--- Exercise description ---
Return each entry exactly, with none missing.

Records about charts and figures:

·····

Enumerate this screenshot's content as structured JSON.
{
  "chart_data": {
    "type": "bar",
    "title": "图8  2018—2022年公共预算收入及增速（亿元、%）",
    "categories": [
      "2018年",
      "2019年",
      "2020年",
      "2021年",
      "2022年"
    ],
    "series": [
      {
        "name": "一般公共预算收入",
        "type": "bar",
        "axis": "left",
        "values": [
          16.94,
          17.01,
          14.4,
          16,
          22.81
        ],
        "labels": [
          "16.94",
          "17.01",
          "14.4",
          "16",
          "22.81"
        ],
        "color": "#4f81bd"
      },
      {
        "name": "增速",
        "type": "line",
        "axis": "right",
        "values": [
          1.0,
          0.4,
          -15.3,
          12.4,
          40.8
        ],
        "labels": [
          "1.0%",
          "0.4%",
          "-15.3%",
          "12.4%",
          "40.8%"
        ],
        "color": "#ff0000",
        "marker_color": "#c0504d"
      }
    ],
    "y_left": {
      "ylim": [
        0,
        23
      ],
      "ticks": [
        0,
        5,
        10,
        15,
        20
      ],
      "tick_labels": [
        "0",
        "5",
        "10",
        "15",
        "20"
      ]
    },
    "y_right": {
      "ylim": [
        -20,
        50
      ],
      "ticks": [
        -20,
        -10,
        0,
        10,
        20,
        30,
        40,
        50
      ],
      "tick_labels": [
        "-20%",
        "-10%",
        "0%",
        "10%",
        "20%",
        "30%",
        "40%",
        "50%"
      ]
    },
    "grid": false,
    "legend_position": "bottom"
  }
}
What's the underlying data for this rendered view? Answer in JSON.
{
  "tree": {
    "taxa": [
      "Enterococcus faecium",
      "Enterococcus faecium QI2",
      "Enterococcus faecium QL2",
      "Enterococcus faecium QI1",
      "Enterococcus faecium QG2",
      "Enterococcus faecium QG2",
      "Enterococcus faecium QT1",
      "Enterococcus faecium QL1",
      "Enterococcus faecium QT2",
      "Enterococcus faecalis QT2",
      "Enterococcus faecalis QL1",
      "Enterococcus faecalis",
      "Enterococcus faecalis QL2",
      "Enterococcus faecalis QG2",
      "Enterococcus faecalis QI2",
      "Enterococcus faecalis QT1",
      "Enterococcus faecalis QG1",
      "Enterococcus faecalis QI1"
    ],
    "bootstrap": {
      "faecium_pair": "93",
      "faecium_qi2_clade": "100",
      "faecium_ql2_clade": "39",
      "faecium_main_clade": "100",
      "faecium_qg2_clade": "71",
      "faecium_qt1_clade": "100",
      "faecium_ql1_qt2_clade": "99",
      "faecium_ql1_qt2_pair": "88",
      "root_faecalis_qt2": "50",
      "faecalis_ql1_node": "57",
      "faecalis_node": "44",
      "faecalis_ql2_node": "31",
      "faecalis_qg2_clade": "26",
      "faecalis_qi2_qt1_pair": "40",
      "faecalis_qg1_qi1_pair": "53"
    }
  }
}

·····

--- The reply ---
Enumerate this screenshot's content as structured JSON.
{
  "chart_data": {
    "type": "bar",
    "title": "图8  2018—2022年公共预算收入及增速（亿元、%）",
    "categories": [
      "2018年",
      "2019年",
      "2020年",
      "2021年",
      "2022年"
    ],
    "series": [
      {
        "name": "一般公共预算收入",
        "type": "bar",
        "axis": "left",
        "values": [
          16.94,
          17.01,
          14.4,
          16,
          22.81
        ],
        "labels": [
          "16.94",
          "17.01",
          "14.4",
          "16",
          "22.81"
        ],
        "color": "#4f81bd"
      },
      {
        "name": "增速",
        "type": "line",
        "axis": "right",
        "values": [
          1.0,
          0.4,
          -15.3,
          12.4,
          40.8
        ],
        "labels": [
          "1.0%",
          "0.4%",
          "-15.3%",
          "12.4%",
          "40.8%"
        ],
        "color": "#ff0000",
        "marker_color": "#c0504d"
      }
    ],
    "y_left": {
      "ylim": [
        0,
        23
      ],
      "ticks": [
        0,
        5,
        10,
        15,
        20
      ],
      "tick_labels": [
        "0",
        "5",
        "10",
        "15",
        "20"
      ]
    },
    "y_right": {
      "ylim": [
        -20,
        50
      ],
      "ticks": [
        -20,
        -10,
        0,
        10,
        20,
        30,
        40,
        50
      ],
      "tick_labels": [
        "-20%",
        "-10%",
        "0%",
        "10%",
        "20%",
        "30%",
        "40%",
        "50%"
      ]
    },
    "grid": false,
    "legend_position": "bottom"
  }
}
What's the underlying data for this rendered view? Answer in JSON.
{
  "tree": {
    "taxa": [
      "Enterococcus faecium",
      "Enterococcus faecium QI2",
      "Enterococcus faecium QL2",
      "Enterococcus faecium QI1",
      "Enterococcus faecium QG2",
      "Enterococcus faecium QG2",
      "Enterococcus faecium QT1",
      "Enterococcus faecium QL1",
      "Enterococcus faecium QT2",
      "Enterococcus faecalis QT2",
      "Enterococcus faecalis QL1",
      "Enterococcus faecalis",
      "Enterococcus faecalis QL2",
      "Enterococcus faecalis QG2",
      "Enterococcus faecalis QI2",
      "Enterococcus faecalis QT1",
      "Enterococcus faecalis QG1",
      "Enterococcus faecalis QI1"
    ],
    "bootstrap": {
      "faecium_pair": "93",
      "faecium_qi2_clade": "100",
      "faecium_ql2_clade": "39",
      "faecium_main_clade": "100",
      "faecium_qg2_clade": "71",
      "faecium_qt1_clade": "100",
      "faecium_ql1_qt2_clade": "99",
      "faecium_ql1_qt2_pair": "88",
      "root_faecalis_qt2": "50",
      "faecalis_ql1_node": "57",
      "faecalis_node": "44",
      "faecalis_ql2_node": "31",
      "faecalis_qg2_clade": "26",
      "faecalis_qi2_qt1_pair": "40",
      "faecalis_qg1_qi1_pair": "53"
    }
  }
}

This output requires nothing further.